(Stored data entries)

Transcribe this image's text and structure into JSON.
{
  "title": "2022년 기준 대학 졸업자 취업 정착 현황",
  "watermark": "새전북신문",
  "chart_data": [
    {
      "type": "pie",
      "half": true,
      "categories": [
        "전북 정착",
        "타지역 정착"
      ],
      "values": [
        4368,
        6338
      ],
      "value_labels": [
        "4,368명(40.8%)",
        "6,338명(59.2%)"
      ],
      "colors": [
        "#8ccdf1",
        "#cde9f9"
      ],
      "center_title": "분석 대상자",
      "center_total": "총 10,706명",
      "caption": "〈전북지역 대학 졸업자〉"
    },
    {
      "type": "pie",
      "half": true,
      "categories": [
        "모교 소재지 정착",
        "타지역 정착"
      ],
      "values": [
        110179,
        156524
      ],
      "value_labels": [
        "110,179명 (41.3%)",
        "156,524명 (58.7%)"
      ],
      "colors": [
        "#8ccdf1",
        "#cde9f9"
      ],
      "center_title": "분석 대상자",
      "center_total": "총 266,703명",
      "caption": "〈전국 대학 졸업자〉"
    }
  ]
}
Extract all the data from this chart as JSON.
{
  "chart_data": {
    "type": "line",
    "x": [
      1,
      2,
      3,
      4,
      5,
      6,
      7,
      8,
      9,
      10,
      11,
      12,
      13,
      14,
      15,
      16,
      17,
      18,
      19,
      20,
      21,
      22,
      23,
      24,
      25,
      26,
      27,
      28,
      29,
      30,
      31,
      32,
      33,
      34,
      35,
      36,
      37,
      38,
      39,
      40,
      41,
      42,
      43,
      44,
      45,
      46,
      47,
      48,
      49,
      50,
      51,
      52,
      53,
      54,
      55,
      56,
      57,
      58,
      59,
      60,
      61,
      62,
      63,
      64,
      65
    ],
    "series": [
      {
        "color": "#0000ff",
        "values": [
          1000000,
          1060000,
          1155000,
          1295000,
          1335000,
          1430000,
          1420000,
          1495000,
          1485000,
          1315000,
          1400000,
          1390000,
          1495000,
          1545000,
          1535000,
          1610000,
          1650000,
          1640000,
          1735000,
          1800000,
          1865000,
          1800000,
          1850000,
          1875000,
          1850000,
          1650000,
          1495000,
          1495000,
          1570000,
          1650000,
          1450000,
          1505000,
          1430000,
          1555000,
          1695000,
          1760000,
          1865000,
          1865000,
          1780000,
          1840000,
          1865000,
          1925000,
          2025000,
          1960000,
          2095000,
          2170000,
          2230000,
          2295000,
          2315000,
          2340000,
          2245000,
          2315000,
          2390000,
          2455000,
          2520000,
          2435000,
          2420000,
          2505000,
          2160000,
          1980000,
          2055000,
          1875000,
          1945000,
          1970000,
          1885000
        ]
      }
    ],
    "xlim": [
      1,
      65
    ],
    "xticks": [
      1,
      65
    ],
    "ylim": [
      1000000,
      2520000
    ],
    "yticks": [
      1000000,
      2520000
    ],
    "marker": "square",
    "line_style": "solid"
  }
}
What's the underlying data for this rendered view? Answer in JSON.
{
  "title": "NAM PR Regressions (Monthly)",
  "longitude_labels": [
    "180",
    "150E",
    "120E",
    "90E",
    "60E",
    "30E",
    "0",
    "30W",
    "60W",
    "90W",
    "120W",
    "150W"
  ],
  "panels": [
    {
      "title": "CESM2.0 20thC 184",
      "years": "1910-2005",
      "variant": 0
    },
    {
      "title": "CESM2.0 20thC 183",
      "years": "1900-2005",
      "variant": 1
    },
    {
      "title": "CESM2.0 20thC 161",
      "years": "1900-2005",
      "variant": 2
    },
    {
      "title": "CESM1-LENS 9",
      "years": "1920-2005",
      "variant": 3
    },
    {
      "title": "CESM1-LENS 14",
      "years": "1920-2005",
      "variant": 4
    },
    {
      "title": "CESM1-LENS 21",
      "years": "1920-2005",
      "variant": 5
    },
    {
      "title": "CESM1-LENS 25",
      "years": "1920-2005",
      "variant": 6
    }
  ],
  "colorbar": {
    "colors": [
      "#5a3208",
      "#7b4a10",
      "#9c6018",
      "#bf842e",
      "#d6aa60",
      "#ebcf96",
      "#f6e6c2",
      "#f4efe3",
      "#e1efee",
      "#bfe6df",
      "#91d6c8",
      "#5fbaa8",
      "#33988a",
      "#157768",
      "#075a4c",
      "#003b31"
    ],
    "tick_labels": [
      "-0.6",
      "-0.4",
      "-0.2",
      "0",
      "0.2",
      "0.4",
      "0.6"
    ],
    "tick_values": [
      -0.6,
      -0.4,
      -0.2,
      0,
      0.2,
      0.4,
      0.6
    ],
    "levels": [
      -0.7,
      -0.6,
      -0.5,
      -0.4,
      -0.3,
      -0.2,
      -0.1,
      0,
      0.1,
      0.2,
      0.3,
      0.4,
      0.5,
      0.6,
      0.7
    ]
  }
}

What to produce
Reproduce the material precisely, including every line.

Answer below
Transcribe this image's text and structure into JSON.
{
  "title": "2022년 기준 대학 졸업자 취업 정착 현황",
  "watermark": "새전북신문",
  "chart_data": [
    {
      "type": "pie",
      "half": true,
      "categories": [
        "전북 정착",
        "타지역 정착"
      ],
      "values": [
        4368,
        6338
      ],
      "value_labels": [
        "4,368명(40.8%)",
        "6,338명(59.2%)"
      ],
      "colors": [
        "#8ccdf1",
        "#cde9f9"
      ],
      "center_title": "분석 대상자",
      "center_total": "총 10,706명",
      "caption": "〈전북지역 대학 졸업자〉"
    },
    {
      "type": "pie",
      "half": true,
      "categories": [
        "모교 소재지 정착",
        "타지역 정착"
      ],
      "values": [
        110179,
        156524
      ],
      "value_labels": [
        "110,179명 (41.3%)",
        "156,524명 (58.7%)"
      ],
      "colors": [
        "#8ccdf1",
        "#cde9f9"
      ],
      "center_title": "분석 대상자",
      "center_total": "총 266,703명",
      "caption": "〈전국 대학 졸업자〉"
    }
  ]
}
Extract all the data from this chart as JSON.
{
  "chart_data": {
    "type": "line",
    "x": [
      1,
      2,
      3,
      4,
      5,
      6,
      7,
      8,
      9,
      10,
      11,
      12,
      13,
      14,
      15,
      16,
      17,
      18,
      19,
      20,
      21,
      22,
      23,
      24,
      25,
      26,
      27,
      28,
      29,
      30,
      31,
      32,
      33,
      34,
      35,
      36,
      37,
      38,
      39,
      40,
      41,
      42,
      43,
      44,
      45,
      46,
      47,
      48,
      49,
      50,
      51,
      52,
      53,
      54,
      55,
      56,
      57,
      58,
      59,
      60,
      61,
      62,
      63,
      64,
      65
    ],
    "series": [
      {
        "color": "#0000ff",
        "values": [
          1000000,
          1060000,
          1155000,
          1295000,
          1335000,
          1430000,
          1420000,
          1495000,
          1485000,
          1315000,
          1400000,
          1390000,
          1495000,
          1545000,
          1535000,
          1610000,
          1650000,
          1640000,
          1735000,
          1800000,
          1865000,
          1800000,
          1850000,
          1875000,
          1850000,
          1650000,
          1495000,
          1495000,
          1570000,
          1650000,
          1450000,
          1505000,
          1430000,
          1555000,
          1695000,
          1760000,
          1865000,
          1865000,
          1780000,
          1840000,
          1865000,
          1925000,
          2025000,
          1960000,
          2095000,
          2170000,
          2230000,
          2295000,
          2315000,
          2340000,
          2245000,
          2315000,
          2390000,
          2455000,
          2520000,
          2435000,
          2420000,
          2505000,
          2160000,
          1980000,
          2055000,
          1875000,
          1945000,
          1970000,
          1885000
        ]
      }
    ],
    "xlim": [
      1,
      65
    ],
    "xticks": [
      1,
      65
    ],
    "ylim": [
      1000000,
      2520000
    ],
    "yticks": [
      1000000,
      2520000
    ],
    "marker": "square",
    "line_style": "solid"
  }
}
What's the underlying data for this rendered view? Answer in JSON.
{
  "title": "NAM PR Regressions (Monthly)",
  "longitude_labels": [
    "180",
    "150E",
    "120E",
    "90E",
    "60E",
    "30E",
    "0",
    "30W",
    "60W",
    "90W",
    "120W",
    "150W"
  ],
  "panels": [
    {
      "title": "CESM2.0 20thC 184",
      "years": "1910-2005",
      "variant": 0
    },
    {
      "title": "CESM2.0 20thC 183",
      "years": "1900-2005",
      "variant": 1
    },
    {
      "title": "CESM2.0 20thC 161",
      "years": "1900-2005",
      "variant": 2
    },
    {
      "title": "CESM1-LENS 9",
      "years": "1920-2005",
      "variant": 3
    },
    {
      "title": "CESM1-LENS 14",
      "years": "1920-2005",
      "variant": 4
    },
    {
      "title": "CESM1-LENS 21",
      "years": "1920-2005",
      "variant": 5
    },
    {
      "title": "CESM1-LENS 25",
      "years": "1920-2005",
      "variant": 6
    }
  ],
  "colorbar": {
    "colors": [
      "#5a3208",
      "#7b4a10",
      "#9c6018",
      "#bf842e",
      "#d6aa60",
      "#ebcf96",
      "#f6e6c2",
      "#f4efe3",
      "#e1efee",
      "#bfe6df",
      "#91d6c8",
      "#5fbaa8",
      "#33988a",
      "#157768",
      "#075a4c",
      "#003b31"
    ],
    "tick_labels": [
      "-0.6",
      "-0.4",
      "-0.2",
      "0",
      "0.2",
      "0.4",
      "0.6"
    ],
    "tick_values": [
      -0.6,
      -0.4,
      -0.2,
      0,
      0.2,
      0.4,
      0.6
    ],
    "levels": [
      -0.7,
      -0.6,
      -0.5,
      -0.4,
      -0.3,
      -0.2,
      -0.1,
      0,
      0.1,
      0.2,
      0.3,
      0.4,
      0.5,
      0.6,
      0.7
    ]
  }
}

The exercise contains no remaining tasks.